Say how many lines contain the word "name". Only the number should be given.
======== RECORD SET ========
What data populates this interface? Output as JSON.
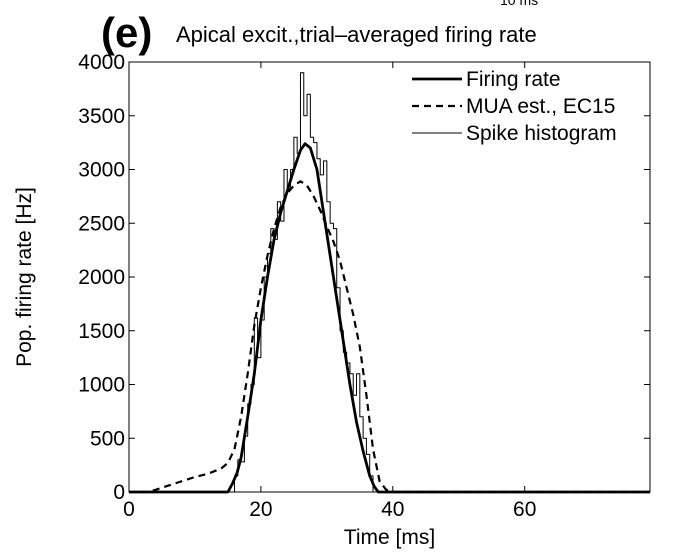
{
  "chart_data": {
    "type": "line",
    "panel_label": "(e)",
    "title": "Apical excit.,trial–averaged firing rate",
    "top_cut_text": "10 ms",
    "xlabel": "Time [ms]",
    "ylabel": "Pop. firing rate [Hz]",
    "xlim": [
      0,
      79
    ],
    "ylim": [
      0,
      4000
    ],
    "x_ticks": [
      0,
      20,
      40,
      60
    ],
    "y_ticks": [
      0,
      500,
      1000,
      1500,
      2000,
      2500,
      3000,
      3500,
      4000
    ],
    "grid": false,
    "legend_position": "top-right",
    "series": [
      {
        "name": "Firing rate",
        "style": "solid-thick",
        "x": [
          0,
          15,
          15.7,
          16.4,
          17,
          18,
          19,
          20,
          21,
          22,
          23,
          24,
          25,
          26,
          26.7,
          27.5,
          28.5,
          29.5,
          30.5,
          31.5,
          32.5,
          33.5,
          34.5,
          35.5,
          36.5,
          37.2,
          37.8,
          79
        ],
        "y": [
          0,
          0,
          80,
          180,
          320,
          700,
          1100,
          1600,
          2000,
          2350,
          2600,
          2800,
          3000,
          3180,
          3240,
          3200,
          3000,
          2600,
          2200,
          1800,
          1400,
          1000,
          650,
          380,
          150,
          50,
          0,
          0
        ]
      },
      {
        "name": "MUA est., EC15",
        "style": "dashed",
        "x": [
          0,
          3,
          5,
          8,
          10,
          12,
          14,
          15,
          16,
          17,
          18,
          19,
          20,
          21,
          22,
          23,
          24,
          25,
          26,
          27,
          28,
          29,
          30,
          31,
          32,
          33,
          34,
          35,
          36,
          37,
          38,
          39,
          40,
          79
        ],
        "y": [
          0,
          0,
          40,
          100,
          140,
          170,
          220,
          270,
          400,
          700,
          1100,
          1550,
          1900,
          2200,
          2450,
          2650,
          2780,
          2850,
          2890,
          2850,
          2750,
          2620,
          2470,
          2330,
          2150,
          1900,
          1650,
          1350,
          900,
          400,
          100,
          20,
          0,
          0
        ]
      },
      {
        "name": "Spike histogram",
        "style": "step-thin",
        "x": [
          16,
          16.5,
          17,
          17.5,
          18,
          18.5,
          19,
          19.5,
          20,
          20.5,
          21,
          21.5,
          22,
          22.5,
          23,
          23.5,
          24,
          24.5,
          25,
          25.5,
          26,
          26.5,
          27,
          27.5,
          28,
          28.5,
          29,
          29.5,
          30,
          30.5,
          31,
          31.5,
          32,
          32.5,
          33,
          33.5,
          34,
          34.5,
          35,
          35.5,
          36,
          36.5,
          37
        ],
        "y": [
          150,
          300,
          280,
          520,
          820,
          1000,
          1620,
          1250,
          1600,
          2000,
          2220,
          2450,
          2350,
          2700,
          2520,
          3000,
          2820,
          3000,
          3300,
          3150,
          3900,
          3500,
          3700,
          3300,
          3250,
          3100,
          2950,
          3080,
          2700,
          2500,
          2450,
          1900,
          1500,
          1300,
          1200,
          1100,
          900,
          1100,
          700,
          500,
          350,
          150,
          0
        ]
      }
    ]
  }
}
========
**FINISHED ANSWER**:
3